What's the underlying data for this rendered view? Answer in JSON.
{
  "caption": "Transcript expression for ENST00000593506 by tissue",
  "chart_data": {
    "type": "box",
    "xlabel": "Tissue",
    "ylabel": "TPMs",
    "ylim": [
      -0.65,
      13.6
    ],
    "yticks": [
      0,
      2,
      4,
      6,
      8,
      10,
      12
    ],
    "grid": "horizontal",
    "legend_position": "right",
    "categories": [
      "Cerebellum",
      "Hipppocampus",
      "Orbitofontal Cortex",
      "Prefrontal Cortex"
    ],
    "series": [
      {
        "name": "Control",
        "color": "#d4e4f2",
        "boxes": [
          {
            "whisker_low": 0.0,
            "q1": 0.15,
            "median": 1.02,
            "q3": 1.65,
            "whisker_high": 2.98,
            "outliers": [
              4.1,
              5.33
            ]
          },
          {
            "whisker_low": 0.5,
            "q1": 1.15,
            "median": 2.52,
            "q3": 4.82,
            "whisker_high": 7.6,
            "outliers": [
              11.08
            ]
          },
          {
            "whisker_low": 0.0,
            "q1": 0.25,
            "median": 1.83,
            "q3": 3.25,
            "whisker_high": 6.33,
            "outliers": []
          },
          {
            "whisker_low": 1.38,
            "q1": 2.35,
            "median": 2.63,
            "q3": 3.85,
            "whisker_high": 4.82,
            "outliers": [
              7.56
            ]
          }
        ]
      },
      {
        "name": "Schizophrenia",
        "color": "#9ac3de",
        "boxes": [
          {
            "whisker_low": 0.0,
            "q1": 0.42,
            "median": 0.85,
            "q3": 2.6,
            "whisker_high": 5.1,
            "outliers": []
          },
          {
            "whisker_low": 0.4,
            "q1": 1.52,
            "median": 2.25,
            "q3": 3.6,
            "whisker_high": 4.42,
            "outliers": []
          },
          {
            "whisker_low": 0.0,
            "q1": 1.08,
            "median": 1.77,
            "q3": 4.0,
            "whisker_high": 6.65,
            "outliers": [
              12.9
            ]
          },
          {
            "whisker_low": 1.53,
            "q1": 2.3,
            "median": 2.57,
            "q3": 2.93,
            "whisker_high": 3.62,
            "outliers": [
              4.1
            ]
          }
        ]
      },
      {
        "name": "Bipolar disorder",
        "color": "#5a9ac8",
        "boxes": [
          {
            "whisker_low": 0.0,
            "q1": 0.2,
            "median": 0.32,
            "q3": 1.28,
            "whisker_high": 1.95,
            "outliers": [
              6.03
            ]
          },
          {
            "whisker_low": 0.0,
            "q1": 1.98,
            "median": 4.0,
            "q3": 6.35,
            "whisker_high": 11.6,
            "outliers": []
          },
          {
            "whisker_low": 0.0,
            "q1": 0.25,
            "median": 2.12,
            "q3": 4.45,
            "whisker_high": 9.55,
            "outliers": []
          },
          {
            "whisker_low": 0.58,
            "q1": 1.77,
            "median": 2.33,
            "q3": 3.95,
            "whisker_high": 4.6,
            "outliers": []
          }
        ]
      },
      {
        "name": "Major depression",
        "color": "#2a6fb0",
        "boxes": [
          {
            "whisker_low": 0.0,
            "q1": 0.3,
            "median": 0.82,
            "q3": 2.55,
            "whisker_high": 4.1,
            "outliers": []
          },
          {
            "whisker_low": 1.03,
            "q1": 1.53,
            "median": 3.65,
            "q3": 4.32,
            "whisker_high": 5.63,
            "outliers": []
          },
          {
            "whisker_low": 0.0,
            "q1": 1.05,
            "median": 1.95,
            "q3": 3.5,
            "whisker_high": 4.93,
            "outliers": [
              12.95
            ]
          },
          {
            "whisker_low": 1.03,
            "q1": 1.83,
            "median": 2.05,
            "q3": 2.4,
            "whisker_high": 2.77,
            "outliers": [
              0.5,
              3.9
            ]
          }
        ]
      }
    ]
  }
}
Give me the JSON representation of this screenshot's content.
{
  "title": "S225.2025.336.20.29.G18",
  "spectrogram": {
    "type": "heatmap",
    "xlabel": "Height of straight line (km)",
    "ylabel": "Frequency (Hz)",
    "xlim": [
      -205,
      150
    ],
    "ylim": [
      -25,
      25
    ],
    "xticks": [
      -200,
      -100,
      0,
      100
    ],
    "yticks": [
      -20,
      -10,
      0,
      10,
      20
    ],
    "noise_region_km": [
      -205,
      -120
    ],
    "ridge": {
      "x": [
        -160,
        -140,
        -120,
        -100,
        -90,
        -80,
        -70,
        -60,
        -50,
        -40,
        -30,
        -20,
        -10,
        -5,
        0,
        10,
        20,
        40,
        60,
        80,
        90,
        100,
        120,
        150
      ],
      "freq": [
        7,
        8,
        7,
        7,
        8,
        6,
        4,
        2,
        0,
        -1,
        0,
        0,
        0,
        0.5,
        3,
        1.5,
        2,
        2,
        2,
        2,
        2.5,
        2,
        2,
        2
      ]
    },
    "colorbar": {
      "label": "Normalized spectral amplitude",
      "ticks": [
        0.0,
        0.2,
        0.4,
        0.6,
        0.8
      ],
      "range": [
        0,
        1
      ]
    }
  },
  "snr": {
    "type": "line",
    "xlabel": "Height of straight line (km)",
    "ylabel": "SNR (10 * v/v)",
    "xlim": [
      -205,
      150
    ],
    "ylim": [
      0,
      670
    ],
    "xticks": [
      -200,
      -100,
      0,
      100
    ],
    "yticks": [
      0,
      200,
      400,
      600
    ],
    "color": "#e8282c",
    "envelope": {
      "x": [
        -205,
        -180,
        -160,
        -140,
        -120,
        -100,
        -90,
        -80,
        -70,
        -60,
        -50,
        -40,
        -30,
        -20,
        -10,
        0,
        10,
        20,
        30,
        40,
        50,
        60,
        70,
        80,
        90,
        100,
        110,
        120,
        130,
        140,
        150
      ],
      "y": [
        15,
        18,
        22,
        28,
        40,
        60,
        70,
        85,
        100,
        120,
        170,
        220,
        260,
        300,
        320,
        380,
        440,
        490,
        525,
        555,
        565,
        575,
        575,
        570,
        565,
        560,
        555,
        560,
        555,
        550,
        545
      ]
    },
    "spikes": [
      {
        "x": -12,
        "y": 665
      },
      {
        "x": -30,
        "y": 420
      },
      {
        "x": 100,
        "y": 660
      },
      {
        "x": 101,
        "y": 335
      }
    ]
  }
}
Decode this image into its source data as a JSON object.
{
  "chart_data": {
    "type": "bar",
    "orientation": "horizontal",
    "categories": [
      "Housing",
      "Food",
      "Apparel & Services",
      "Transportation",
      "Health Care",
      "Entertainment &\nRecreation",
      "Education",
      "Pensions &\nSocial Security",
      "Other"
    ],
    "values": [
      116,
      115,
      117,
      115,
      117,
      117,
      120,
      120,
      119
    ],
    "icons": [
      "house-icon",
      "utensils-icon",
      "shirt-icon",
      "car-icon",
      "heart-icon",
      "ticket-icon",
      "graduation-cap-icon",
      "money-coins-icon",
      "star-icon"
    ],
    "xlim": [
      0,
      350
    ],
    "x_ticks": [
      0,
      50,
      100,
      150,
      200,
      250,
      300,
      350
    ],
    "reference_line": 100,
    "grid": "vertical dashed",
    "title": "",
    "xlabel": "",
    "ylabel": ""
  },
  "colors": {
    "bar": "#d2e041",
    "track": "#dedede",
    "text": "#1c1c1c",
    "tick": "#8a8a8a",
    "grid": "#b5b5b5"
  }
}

^^^^

> _Goal_:
From the listing above, copy every line that holds the string "horizontal".

> _Exercise output_:
    "grid": "horizontal",
    "orientation": "horizontal",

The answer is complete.